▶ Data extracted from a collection
+ + +

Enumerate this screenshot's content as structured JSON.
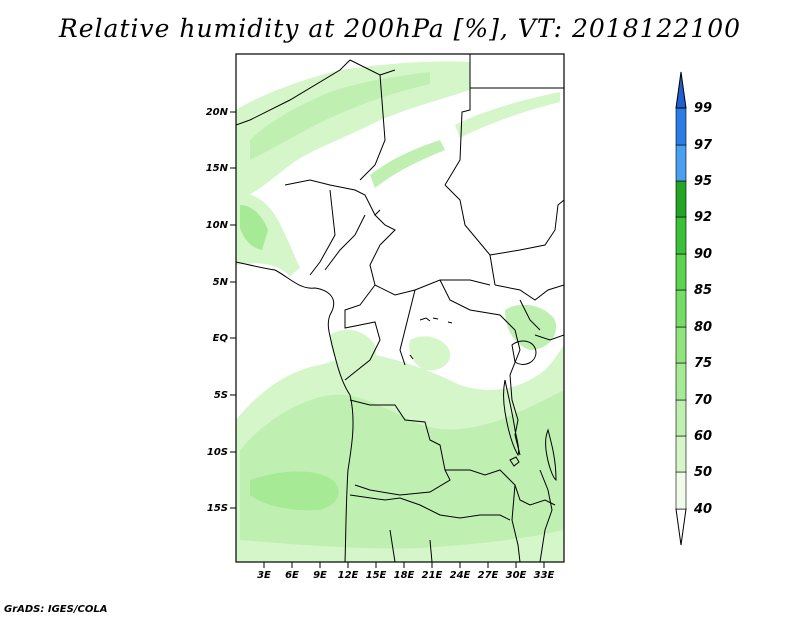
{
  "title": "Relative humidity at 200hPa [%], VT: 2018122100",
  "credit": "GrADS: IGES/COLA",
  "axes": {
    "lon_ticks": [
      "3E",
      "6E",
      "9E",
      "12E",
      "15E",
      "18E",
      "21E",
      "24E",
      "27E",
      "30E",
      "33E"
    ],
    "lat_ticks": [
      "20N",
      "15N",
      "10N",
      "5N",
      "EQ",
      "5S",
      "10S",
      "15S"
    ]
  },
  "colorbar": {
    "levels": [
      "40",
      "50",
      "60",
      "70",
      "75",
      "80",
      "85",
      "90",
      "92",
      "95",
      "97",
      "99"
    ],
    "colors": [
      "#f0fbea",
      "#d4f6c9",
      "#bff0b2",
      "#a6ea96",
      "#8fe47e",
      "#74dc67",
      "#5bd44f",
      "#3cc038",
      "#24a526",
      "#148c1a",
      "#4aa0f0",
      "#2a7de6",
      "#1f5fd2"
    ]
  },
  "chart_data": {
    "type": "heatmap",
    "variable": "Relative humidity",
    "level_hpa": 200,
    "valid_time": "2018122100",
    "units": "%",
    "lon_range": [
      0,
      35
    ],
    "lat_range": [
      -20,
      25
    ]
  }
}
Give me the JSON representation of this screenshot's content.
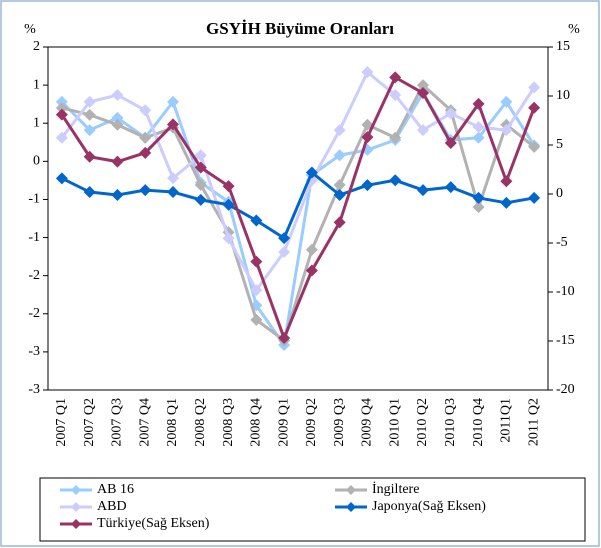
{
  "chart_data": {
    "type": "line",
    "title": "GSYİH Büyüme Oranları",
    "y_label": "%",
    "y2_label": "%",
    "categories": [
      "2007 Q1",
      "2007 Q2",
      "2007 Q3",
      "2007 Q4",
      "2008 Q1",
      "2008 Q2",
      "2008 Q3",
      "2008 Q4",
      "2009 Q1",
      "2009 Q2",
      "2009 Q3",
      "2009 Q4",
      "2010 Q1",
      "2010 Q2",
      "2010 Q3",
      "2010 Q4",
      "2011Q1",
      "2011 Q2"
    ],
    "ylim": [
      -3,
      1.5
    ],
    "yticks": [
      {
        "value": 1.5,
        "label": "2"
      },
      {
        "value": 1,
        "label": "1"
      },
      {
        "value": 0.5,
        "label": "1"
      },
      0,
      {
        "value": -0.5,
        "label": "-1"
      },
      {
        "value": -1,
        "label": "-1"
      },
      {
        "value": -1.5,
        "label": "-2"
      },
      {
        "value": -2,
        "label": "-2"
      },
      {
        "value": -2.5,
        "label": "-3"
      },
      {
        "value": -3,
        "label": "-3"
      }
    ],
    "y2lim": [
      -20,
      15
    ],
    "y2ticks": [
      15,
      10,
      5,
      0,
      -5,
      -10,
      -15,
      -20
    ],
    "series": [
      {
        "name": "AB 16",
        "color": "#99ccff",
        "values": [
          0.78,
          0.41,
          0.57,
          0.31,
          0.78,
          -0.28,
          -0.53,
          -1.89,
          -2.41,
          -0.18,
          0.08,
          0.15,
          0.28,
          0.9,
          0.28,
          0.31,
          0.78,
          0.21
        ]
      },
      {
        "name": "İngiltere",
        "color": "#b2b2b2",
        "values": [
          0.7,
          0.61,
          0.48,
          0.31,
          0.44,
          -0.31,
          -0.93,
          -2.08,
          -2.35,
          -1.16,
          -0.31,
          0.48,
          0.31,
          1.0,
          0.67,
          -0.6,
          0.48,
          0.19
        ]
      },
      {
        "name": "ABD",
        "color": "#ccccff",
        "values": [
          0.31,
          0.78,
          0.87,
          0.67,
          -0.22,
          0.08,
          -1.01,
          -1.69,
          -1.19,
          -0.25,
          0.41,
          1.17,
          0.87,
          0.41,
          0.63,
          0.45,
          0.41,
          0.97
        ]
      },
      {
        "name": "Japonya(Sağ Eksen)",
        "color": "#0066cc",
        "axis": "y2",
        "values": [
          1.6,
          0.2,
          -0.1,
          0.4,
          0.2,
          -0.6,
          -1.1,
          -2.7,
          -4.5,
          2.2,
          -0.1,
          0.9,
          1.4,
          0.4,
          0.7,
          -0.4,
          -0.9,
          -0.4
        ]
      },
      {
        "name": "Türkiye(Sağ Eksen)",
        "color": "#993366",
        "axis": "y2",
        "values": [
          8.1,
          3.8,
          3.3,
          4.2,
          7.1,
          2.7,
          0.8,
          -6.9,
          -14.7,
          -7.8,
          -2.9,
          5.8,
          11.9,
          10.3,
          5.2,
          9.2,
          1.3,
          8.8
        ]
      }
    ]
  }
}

+ + +

Make an exact copy of every record, pictures excluded.

Enumerate this screenshot's content as structured JSON.
{
  "title": "Relative humidity at 200hPa [%], VT: 2018122100",
  "credit": "GrADS: IGES/COLA",
  "axes": {
    "lon_ticks": [
      "3E",
      "6E",
      "9E",
      "12E",
      "15E",
      "18E",
      "21E",
      "24E",
      "27E",
      "30E",
      "33E"
    ],
    "lat_ticks": [
      "20N",
      "15N",
      "10N",
      "5N",
      "EQ",
      "5S",
      "10S",
      "15S"
    ]
  },
  "colorbar": {
    "levels": [
      "40",
      "50",
      "60",
      "70",
      "75",
      "80",
      "85",
      "90",
      "92",
      "95",
      "97",
      "99"
    ],
    "colors": [
      "#f0fbea",
      "#d4f6c9",
      "#bff0b2",
      "#a6ea96",
      "#8fe47e",
      "#74dc67",
      "#5bd44f",
      "#3cc038",
      "#24a526",
      "#148c1a",
      "#4aa0f0",
      "#2a7de6",
      "#1f5fd2"
    ]
  },
  "chart_data": {
    "type": "heatmap",
    "variable": "Relative humidity",
    "level_hpa": 200,
    "valid_time": "2018122100",
    "units": "%",
    "lon_range": [
      0,
      35
    ],
    "lat_range": [
      -20,
      25
    ]
  }
}
Give me the JSON representation of this screenshot's content.
{
  "chart_data": {
    "type": "line",
    "title": "GSYİH Büyüme Oranları",
    "y_label": "%",
    "y2_label": "%",
    "categories": [
      "2007 Q1",
      "2007 Q2",
      "2007 Q3",
      "2007 Q4",
      "2008 Q1",
      "2008 Q2",
      "2008 Q3",
      "2008 Q4",
      "2009 Q1",
      "2009 Q2",
      "2009 Q3",
      "2009 Q4",
      "2010 Q1",
      "2010 Q2",
      "2010 Q3",
      "2010 Q4",
      "2011Q1",
      "2011 Q2"
    ],
    "ylim": [
      -3,
      1.5
    ],
    "yticks": [
      {
        "value": 1.5,
        "label": "2"
      },
      {
        "value": 1,
        "label": "1"
      },
      {
        "value": 0.5,
        "label": "1"
      },
      0,
      {
        "value": -0.5,
        "label": "-1"
      },
      {
        "value": -1,
        "label": "-1"
      },
      {
        "value": -1.5,
        "label": "-2"
      },
      {
        "value": -2,
        "label": "-2"
      },
      {
        "value": -2.5,
        "label": "-3"
      },
      {
        "value": -3,
        "label": "-3"
      }
    ],
    "y2lim": [
      -20,
      15
    ],
    "y2ticks": [
      15,
      10,
      5,
      0,
      -5,
      -10,
      -15,
      -20
    ],
    "series": [
      {
        "name": "AB 16",
        "color": "#99ccff",
        "values": [
          0.78,
          0.41,
          0.57,
          0.31,
          0.78,
          -0.28,
          -0.53,
          -1.89,
          -2.41,
          -0.18,
          0.08,
          0.15,
          0.28,
          0.9,
          0.28,
          0.31,
          0.78,
          0.21
        ]
      },
      {
        "name": "İngiltere",
        "color": "#b2b2b2",
        "values": [
          0.7,
          0.61,
          0.48,
          0.31,
          0.44,
          -0.31,
          -0.93,
          -2.08,
          -2.35,
          -1.16,
          -0.31,
          0.48,
          0.31,
          1.0,
          0.67,
          -0.6,
          0.48,
          0.19
        ]
      },
      {
        "name": "ABD",
        "color": "#ccccff",
        "values": [
          0.31,
          0.78,
          0.87,
          0.67,
          -0.22,
          0.08,
          -1.01,
          -1.69,
          -1.19,
          -0.25,
          0.41,
          1.17,
          0.87,
          0.41,
          0.63,
          0.45,
          0.41,
          0.97
        ]
      },
      {
        "name": "Japonya(Sağ Eksen)",
        "color": "#0066cc",
        "axis": "y2",
        "values": [
          1.6,
          0.2,
          -0.1,
          0.4,
          0.2,
          -0.6,
          -1.1,
          -2.7,
          -4.5,
          2.2,
          -0.1,
          0.9,
          1.4,
          0.4,
          0.7,
          -0.4,
          -0.9,
          -0.4
        ]
      },
      {
        "name": "Türkiye(Sağ Eksen)",
        "color": "#993366",
        "axis": "y2",
        "values": [
          8.1,
          3.8,
          3.3,
          4.2,
          7.1,
          2.7,
          0.8,
          -6.9,
          -14.7,
          -7.8,
          -2.9,
          5.8,
          11.9,
          10.3,
          5.2,
          9.2,
          1.3,
          8.8
        ]
      }
    ]
  }
}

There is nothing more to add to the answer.